**** GIVEN DATA ****

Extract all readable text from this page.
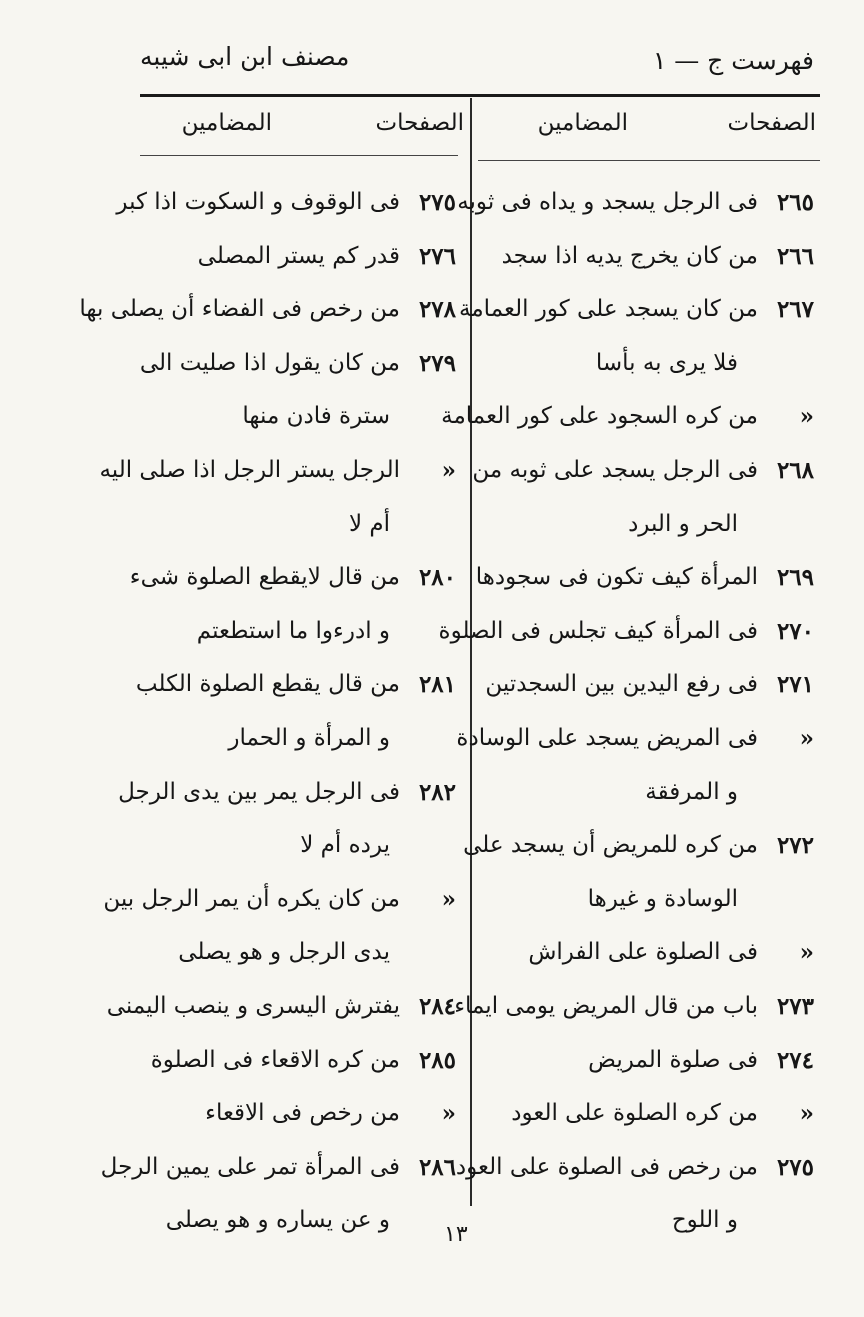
فهرست ج — ١
مصنف ابن ابى شيبه
الصفحات
المضامين
الصفحات
المضامين
٢٦٥
فى الرجل يسجد و يداه فى ثوبه
٢٦٦
من كان يخرج يديه اذا سجد
٢٦٧
من كان يسجد على كور العمامة
فلا يرى به بأسا
«
من كره السجود على كور العمامة
٢٦٨
فى الرجل يسجد على ثوبه من
الحر و البرد
٢٦٩
المرأة كيف تكون فى سجودها
٢٧٠
فى المرأة كيف تجلس فى الصلوة
٢٧١
فى رفع اليدين بين السجدتين
«
فى المريض يسجد على الوسادة
و المرفقة
٢٧٢
من كره للمريض أن يسجد على
الوسادة و غيرها
«
فى الصلوة على الفراش
٢٧٣
باب من قال المريض يومى ايماء
٢٧٤
فى صلوة المريض
«
من كره الصلوة على العود
٢٧٥
من رخص فى الصلوة على العود
و اللوح
٢٧٥
فى الوقوف و السكوت اذا كبر
٢٧٦
قدر كم يستر المصلى
٢٧٨
من رخص فى الفضاء أن يصلى بها
٢٧٩
من كان يقول اذا صليت الى
سترة فادن منها
«
الرجل يستر الرجل اذا صلى اليه
أم لا
٢٨٠
من قال لايقطع الصلوة شىء
و ادرءوا ما استطعتم
٢٨١
من قال يقطع الصلوة الكلب
و المرأة و الحمار
٢٨٢
فى الرجل يمر بين يدى الرجل
يرده أم لا
«
من كان يكره أن يمر الرجل بين
يدى الرجل و هو يصلى
٢٨٤
يفترش اليسرى و ينصب اليمنى
٢٨٥
من كره الاقعاء فى الصلوة
«
من رخص فى الاقعاء
٢٨٦
فى المرأة تمر على يمين الرجل
و عن يساره و هو يصلى
١٣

****

Every record gets retyped exactly; no picture goes into the copy.

TASK OUTPUT:
Extract all readable text from this page.
فهرست ج — ١
مصنف ابن ابى شيبه
الصفحات
المضامين
الصفحات
المضامين
٢٦٥
فى الرجل يسجد و يداه فى ثوبه
٢٦٦
من كان يخرج يديه اذا سجد
٢٦٧
من كان يسجد على كور العمامة
فلا يرى به بأسا
«
من كره السجود على كور العمامة
٢٦٨
فى الرجل يسجد على ثوبه من
الحر و البرد
٢٦٩
المرأة كيف تكون فى سجودها
٢٧٠
فى المرأة كيف تجلس فى الصلوة
٢٧١
فى رفع اليدين بين السجدتين
«
فى المريض يسجد على الوسادة
و المرفقة
٢٧٢
من كره للمريض أن يسجد على
الوسادة و غيرها
«
فى الصلوة على الفراش
٢٧٣
باب من قال المريض يومى ايماء
٢٧٤
فى صلوة المريض
«
من كره الصلوة على العود
٢٧٥
من رخص فى الصلوة على العود
و اللوح
٢٧٥
فى الوقوف و السكوت اذا كبر
٢٧٦
قدر كم يستر المصلى
٢٧٨
من رخص فى الفضاء أن يصلى بها
٢٧٩
من كان يقول اذا صليت الى
سترة فادن منها
«
الرجل يستر الرجل اذا صلى اليه
أم لا
٢٨٠
من قال لايقطع الصلوة شىء
و ادرءوا ما استطعتم
٢٨١
من قال يقطع الصلوة الكلب
و المرأة و الحمار
٢٨٢
فى الرجل يمر بين يدى الرجل
يرده أم لا
«
من كان يكره أن يمر الرجل بين
يدى الرجل و هو يصلى
٢٨٤
يفترش اليسرى و ينصب اليمنى
٢٨٥
من كره الاقعاء فى الصلوة
«
من رخص فى الاقعاء
٢٨٦
فى المرأة تمر على يمين الرجل
و عن يساره و هو يصلى
١٣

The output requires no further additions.